◆ STATED TASK
Set down every entry again word for word, please, but skip the pictures.

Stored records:

>> begin

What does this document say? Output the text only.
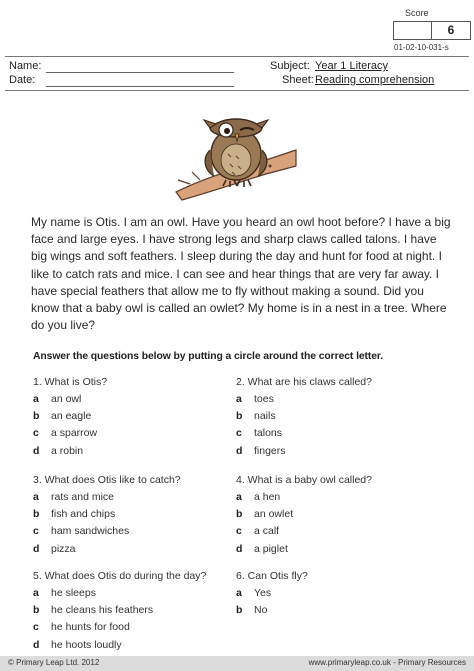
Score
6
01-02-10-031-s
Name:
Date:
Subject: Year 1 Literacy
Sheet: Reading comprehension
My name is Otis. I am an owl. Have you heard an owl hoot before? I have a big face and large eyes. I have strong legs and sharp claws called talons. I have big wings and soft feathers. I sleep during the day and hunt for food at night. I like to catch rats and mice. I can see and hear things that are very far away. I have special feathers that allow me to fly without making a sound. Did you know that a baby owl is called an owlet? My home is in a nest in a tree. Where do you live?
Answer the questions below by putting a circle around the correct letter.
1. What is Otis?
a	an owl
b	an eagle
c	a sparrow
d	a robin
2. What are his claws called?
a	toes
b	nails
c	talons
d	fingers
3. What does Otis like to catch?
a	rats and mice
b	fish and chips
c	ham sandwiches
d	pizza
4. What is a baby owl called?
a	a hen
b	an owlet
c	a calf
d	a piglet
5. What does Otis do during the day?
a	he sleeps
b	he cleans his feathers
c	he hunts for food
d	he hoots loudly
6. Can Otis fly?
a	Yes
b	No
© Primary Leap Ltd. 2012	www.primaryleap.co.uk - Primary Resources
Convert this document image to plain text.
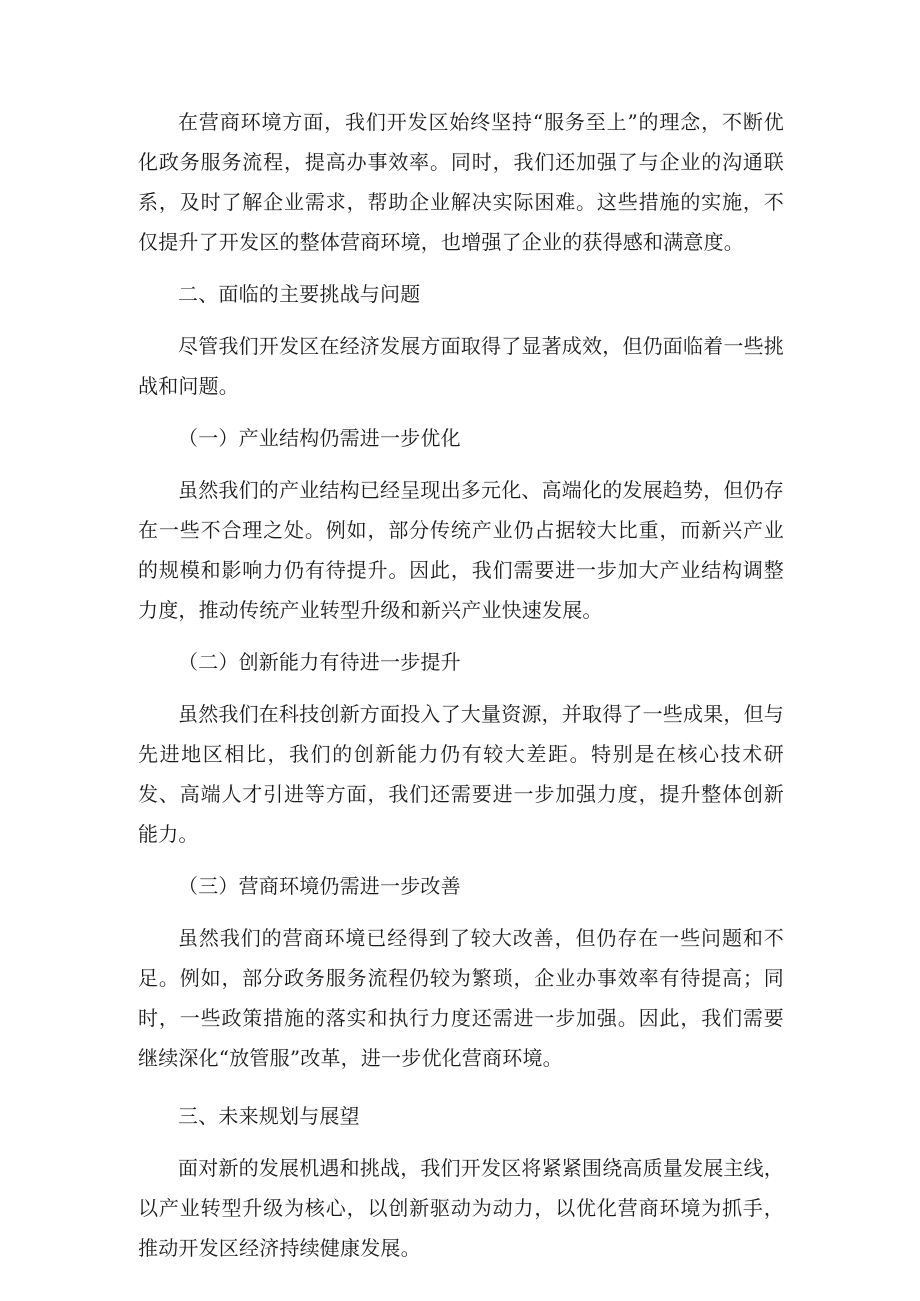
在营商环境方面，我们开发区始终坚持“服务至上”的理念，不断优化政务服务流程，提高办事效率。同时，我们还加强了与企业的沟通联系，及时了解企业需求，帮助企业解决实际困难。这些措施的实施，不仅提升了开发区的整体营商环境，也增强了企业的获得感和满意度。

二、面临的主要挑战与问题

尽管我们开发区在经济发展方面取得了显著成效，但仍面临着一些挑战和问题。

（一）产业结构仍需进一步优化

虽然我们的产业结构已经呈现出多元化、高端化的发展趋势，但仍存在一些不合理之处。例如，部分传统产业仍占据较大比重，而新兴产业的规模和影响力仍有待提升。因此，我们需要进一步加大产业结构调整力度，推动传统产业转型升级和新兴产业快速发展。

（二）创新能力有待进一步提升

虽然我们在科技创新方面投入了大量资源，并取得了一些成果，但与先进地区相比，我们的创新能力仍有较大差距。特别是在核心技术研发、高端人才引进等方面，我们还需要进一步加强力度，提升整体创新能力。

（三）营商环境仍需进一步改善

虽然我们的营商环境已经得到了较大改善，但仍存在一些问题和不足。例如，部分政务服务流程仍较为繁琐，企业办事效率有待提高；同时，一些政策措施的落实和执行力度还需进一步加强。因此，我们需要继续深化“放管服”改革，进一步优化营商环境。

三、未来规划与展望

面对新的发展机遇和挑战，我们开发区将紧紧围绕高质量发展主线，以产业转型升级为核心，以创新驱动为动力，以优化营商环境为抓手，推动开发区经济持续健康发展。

>> end

◆ WRITTEN RESPONSE
What does this document say? Output the text only.
Score
6
01-02-10-031-s
Name:
Date:
Subject: Year 1 Literacy
Sheet: Reading comprehension
My name is Otis. I am an owl. Have you heard an owl hoot before? I have a big face and large eyes. I have strong legs and sharp claws called talons. I have big wings and soft feathers. I sleep during the day and hunt for food at night. I like to catch rats and mice. I can see and hear things that are very far away. I have special feathers that allow me to fly without making a sound. Did you know that a baby owl is called an owlet? My home is in a nest in a tree. Where do you live?
Answer the questions below by putting a circle around the correct letter.
1. What is Otis?
a	an owl
b	an eagle
c	a sparrow
d	a robin
2. What are his claws called?
a	toes
b	nails
c	talons
d	fingers
3. What does Otis like to catch?
a	rats and mice
b	fish and chips
c	ham sandwiches
d	pizza
4. What is a baby owl called?
a	a hen
b	an owlet
c	a calf
d	a piglet
5. What does Otis do during the day?
a	he sleeps
b	he cleans his feathers
c	he hunts for food
d	he hoots loudly
6. Can Otis fly?
a	Yes
b	No
© Primary Leap Ltd. 2012	www.primaryleap.co.uk - Primary Resources
Convert this document image to plain text.
在营商环境方面，我们开发区始终坚持“服务至上”的理念，不断优化政务服务流程，提高办事效率。同时，我们还加强了与企业的沟通联系，及时了解企业需求，帮助企业解决实际困难。这些措施的实施，不仅提升了开发区的整体营商环境，也增强了企业的获得感和满意度。

二、面临的主要挑战与问题

尽管我们开发区在经济发展方面取得了显著成效，但仍面临着一些挑战和问题。

（一）产业结构仍需进一步优化

虽然我们的产业结构已经呈现出多元化、高端化的发展趋势，但仍存在一些不合理之处。例如，部分传统产业仍占据较大比重，而新兴产业的规模和影响力仍有待提升。因此，我们需要进一步加大产业结构调整力度，推动传统产业转型升级和新兴产业快速发展。

（二）创新能力有待进一步提升

虽然我们在科技创新方面投入了大量资源，并取得了一些成果，但与先进地区相比，我们的创新能力仍有较大差距。特别是在核心技术研发、高端人才引进等方面，我们还需要进一步加强力度，提升整体创新能力。

（三）营商环境仍需进一步改善

虽然我们的营商环境已经得到了较大改善，但仍存在一些问题和不足。例如，部分政务服务流程仍较为繁琐，企业办事效率有待提高；同时，一些政策措施的落实和执行力度还需进一步加强。因此，我们需要继续深化“放管服”改革，进一步优化营商环境。

三、未来规划与展望

面对新的发展机遇和挑战，我们开发区将紧紧围绕高质量发展主线，以产业转型升级为核心，以创新驱动为动力，以优化营商环境为抓手，推动开发区经济持续健康发展。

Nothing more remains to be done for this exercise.